TASK TO CARRY OUT: Restate each line word for word. Leave out every picture.

RECORD EXTRACTS:
----------------
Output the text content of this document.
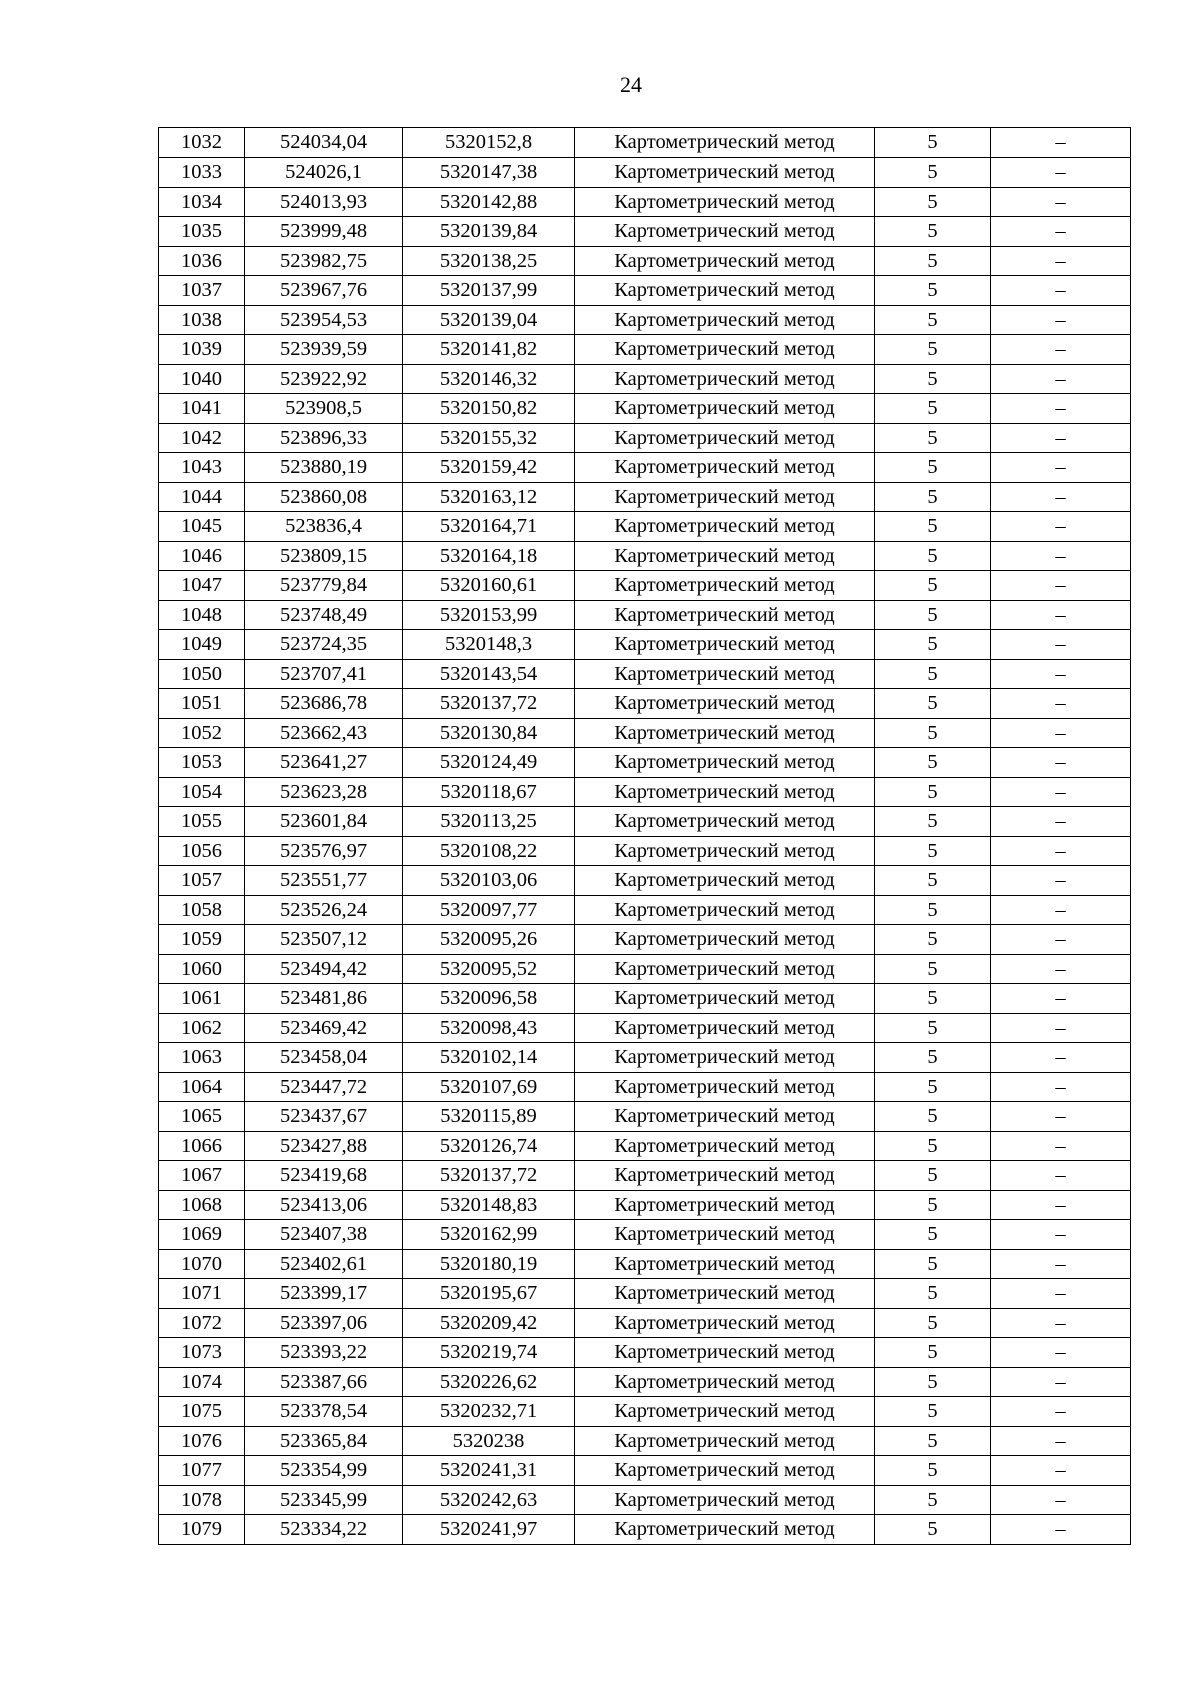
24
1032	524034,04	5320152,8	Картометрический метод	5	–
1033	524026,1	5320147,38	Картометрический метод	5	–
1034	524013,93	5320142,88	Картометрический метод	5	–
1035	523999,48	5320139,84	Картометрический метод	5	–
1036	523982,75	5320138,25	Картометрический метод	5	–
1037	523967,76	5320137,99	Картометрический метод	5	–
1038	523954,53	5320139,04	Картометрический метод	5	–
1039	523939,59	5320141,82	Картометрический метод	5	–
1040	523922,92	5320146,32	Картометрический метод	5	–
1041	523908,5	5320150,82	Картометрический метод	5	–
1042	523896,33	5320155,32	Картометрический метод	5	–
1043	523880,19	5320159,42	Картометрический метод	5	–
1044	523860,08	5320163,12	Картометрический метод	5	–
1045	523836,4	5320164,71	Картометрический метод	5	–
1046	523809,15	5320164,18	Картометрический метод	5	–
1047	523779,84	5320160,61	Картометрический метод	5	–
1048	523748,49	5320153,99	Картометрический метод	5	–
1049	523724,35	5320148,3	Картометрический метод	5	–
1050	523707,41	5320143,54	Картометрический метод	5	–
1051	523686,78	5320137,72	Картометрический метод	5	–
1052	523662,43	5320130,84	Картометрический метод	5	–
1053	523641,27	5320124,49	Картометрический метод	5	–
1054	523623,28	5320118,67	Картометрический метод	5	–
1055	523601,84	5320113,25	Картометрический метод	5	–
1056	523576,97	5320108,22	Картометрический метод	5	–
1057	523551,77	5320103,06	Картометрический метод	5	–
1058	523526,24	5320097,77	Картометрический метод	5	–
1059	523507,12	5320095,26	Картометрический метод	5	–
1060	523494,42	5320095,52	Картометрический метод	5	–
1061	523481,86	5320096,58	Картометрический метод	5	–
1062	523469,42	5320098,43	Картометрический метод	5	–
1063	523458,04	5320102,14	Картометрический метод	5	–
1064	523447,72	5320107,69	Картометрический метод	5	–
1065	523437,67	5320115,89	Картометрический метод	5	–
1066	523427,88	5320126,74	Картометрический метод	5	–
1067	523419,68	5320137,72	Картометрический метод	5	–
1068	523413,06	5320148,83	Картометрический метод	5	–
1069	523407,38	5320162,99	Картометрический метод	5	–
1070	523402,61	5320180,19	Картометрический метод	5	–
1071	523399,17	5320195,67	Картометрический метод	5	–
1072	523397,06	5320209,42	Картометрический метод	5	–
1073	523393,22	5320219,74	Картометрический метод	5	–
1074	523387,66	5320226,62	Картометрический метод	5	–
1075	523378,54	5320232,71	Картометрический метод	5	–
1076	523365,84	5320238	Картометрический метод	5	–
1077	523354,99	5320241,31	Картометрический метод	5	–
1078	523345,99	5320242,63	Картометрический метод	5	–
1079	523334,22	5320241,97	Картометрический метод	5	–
----------------
IN RESPONSE:
Output the text content of this document.
24
1032	524034,04	5320152,8	Картометрический метод	5	–
1033	524026,1	5320147,38	Картометрический метод	5	–
1034	524013,93	5320142,88	Картометрический метод	5	–
1035	523999,48	5320139,84	Картометрический метод	5	–
1036	523982,75	5320138,25	Картометрический метод	5	–
1037	523967,76	5320137,99	Картометрический метод	5	–
1038	523954,53	5320139,04	Картометрический метод	5	–
1039	523939,59	5320141,82	Картометрический метод	5	–
1040	523922,92	5320146,32	Картометрический метод	5	–
1041	523908,5	5320150,82	Картометрический метод	5	–
1042	523896,33	5320155,32	Картометрический метод	5	–
1043	523880,19	5320159,42	Картометрический метод	5	–
1044	523860,08	5320163,12	Картометрический метод	5	–
1045	523836,4	5320164,71	Картометрический метод	5	–
1046	523809,15	5320164,18	Картометрический метод	5	–
1047	523779,84	5320160,61	Картометрический метод	5	–
1048	523748,49	5320153,99	Картометрический метод	5	–
1049	523724,35	5320148,3	Картометрический метод	5	–
1050	523707,41	5320143,54	Картометрический метод	5	–
1051	523686,78	5320137,72	Картометрический метод	5	–
1052	523662,43	5320130,84	Картометрический метод	5	–
1053	523641,27	5320124,49	Картометрический метод	5	–
1054	523623,28	5320118,67	Картометрический метод	5	–
1055	523601,84	5320113,25	Картометрический метод	5	–
1056	523576,97	5320108,22	Картометрический метод	5	–
1057	523551,77	5320103,06	Картометрический метод	5	–
1058	523526,24	5320097,77	Картометрический метод	5	–
1059	523507,12	5320095,26	Картометрический метод	5	–
1060	523494,42	5320095,52	Картометрический метод	5	–
1061	523481,86	5320096,58	Картометрический метод	5	–
1062	523469,42	5320098,43	Картометрический метод	5	–
1063	523458,04	5320102,14	Картометрический метод	5	–
1064	523447,72	5320107,69	Картометрический метод	5	–
1065	523437,67	5320115,89	Картометрический метод	5	–
1066	523427,88	5320126,74	Картометрический метод	5	–
1067	523419,68	5320137,72	Картометрический метод	5	–
1068	523413,06	5320148,83	Картометрический метод	5	–
1069	523407,38	5320162,99	Картометрический метод	5	–
1070	523402,61	5320180,19	Картометрический метод	5	–
1071	523399,17	5320195,67	Картометрический метод	5	–
1072	523397,06	5320209,42	Картометрический метод	5	–
1073	523393,22	5320219,74	Картометрический метод	5	–
1074	523387,66	5320226,62	Картометрический метод	5	–
1075	523378,54	5320232,71	Картометрический метод	5	–
1076	523365,84	5320238	Картометрический метод	5	–
1077	523354,99	5320241,31	Картометрический метод	5	–
1078	523345,99	5320242,63	Картометрический метод	5	–
1079	523334,22	5320241,97	Картометрический метод	5	–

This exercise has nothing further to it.